'''

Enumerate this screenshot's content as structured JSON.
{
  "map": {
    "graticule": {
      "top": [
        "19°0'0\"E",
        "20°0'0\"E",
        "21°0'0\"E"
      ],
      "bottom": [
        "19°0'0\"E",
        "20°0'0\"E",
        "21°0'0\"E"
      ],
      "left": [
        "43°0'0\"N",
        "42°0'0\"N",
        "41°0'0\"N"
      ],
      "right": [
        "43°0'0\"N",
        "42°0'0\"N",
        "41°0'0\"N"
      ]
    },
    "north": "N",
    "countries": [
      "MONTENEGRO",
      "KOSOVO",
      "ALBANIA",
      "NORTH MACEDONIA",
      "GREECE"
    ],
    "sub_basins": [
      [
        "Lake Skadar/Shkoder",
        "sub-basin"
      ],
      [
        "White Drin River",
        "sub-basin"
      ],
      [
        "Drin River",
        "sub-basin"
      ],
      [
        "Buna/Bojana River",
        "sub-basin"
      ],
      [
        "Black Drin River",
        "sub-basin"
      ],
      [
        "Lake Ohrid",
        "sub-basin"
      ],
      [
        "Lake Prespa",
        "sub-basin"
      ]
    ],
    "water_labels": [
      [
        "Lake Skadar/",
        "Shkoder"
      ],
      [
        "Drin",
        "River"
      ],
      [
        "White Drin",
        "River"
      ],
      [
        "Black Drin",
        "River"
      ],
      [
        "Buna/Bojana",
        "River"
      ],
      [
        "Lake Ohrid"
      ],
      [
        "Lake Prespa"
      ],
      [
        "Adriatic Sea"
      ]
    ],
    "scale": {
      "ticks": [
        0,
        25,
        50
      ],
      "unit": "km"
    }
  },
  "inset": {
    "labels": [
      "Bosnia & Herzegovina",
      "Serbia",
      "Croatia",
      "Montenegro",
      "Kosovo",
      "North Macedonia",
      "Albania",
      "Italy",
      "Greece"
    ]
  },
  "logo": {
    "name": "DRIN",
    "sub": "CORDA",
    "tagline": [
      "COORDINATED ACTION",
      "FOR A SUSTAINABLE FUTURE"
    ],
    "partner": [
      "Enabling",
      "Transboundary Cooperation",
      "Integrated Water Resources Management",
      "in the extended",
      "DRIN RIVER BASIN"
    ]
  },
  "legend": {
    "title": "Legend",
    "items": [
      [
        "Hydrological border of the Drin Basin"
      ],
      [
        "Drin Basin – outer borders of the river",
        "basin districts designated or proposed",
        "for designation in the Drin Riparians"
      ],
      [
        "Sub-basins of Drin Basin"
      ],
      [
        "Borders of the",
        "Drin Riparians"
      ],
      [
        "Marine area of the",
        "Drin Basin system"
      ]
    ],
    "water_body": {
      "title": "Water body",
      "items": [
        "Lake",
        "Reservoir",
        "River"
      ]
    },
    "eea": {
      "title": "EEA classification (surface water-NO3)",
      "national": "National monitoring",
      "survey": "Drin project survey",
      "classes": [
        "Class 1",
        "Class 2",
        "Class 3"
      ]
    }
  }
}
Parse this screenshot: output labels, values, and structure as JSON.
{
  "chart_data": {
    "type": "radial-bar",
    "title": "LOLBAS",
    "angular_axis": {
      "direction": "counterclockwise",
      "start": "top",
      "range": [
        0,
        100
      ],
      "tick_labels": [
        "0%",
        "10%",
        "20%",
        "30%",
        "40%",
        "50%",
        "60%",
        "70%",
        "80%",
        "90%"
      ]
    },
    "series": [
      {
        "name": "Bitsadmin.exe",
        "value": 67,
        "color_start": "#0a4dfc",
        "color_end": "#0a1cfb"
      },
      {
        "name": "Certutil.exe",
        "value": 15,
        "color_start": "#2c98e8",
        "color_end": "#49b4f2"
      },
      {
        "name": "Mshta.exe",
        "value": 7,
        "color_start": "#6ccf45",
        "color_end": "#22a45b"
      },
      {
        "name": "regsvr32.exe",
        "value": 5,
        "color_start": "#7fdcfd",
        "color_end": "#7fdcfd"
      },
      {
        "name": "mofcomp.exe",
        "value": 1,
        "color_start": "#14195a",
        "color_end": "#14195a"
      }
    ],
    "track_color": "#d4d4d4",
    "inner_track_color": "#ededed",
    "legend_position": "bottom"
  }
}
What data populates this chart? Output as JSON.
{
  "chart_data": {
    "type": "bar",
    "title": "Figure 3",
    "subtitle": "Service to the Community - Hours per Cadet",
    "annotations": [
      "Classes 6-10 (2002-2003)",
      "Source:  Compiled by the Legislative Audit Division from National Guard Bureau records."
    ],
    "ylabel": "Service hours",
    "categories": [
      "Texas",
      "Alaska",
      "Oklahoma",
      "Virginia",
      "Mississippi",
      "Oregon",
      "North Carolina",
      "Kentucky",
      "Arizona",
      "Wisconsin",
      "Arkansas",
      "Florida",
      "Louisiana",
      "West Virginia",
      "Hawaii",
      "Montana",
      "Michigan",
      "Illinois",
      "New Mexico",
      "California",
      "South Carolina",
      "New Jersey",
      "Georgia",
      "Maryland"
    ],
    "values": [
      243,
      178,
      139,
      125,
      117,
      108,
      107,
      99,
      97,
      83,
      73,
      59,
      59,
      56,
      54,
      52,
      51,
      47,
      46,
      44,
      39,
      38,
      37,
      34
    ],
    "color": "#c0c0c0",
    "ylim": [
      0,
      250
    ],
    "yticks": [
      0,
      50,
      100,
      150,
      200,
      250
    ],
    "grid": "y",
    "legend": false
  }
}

'''

• **Task details**
Show every line that contains the word "JSON".

• **Exercise answer**
Enumerate this screenshot's content as structured JSON.
Parse this screenshot: output labels, values, and structure as JSON.
What data populates this chart? Output as JSON.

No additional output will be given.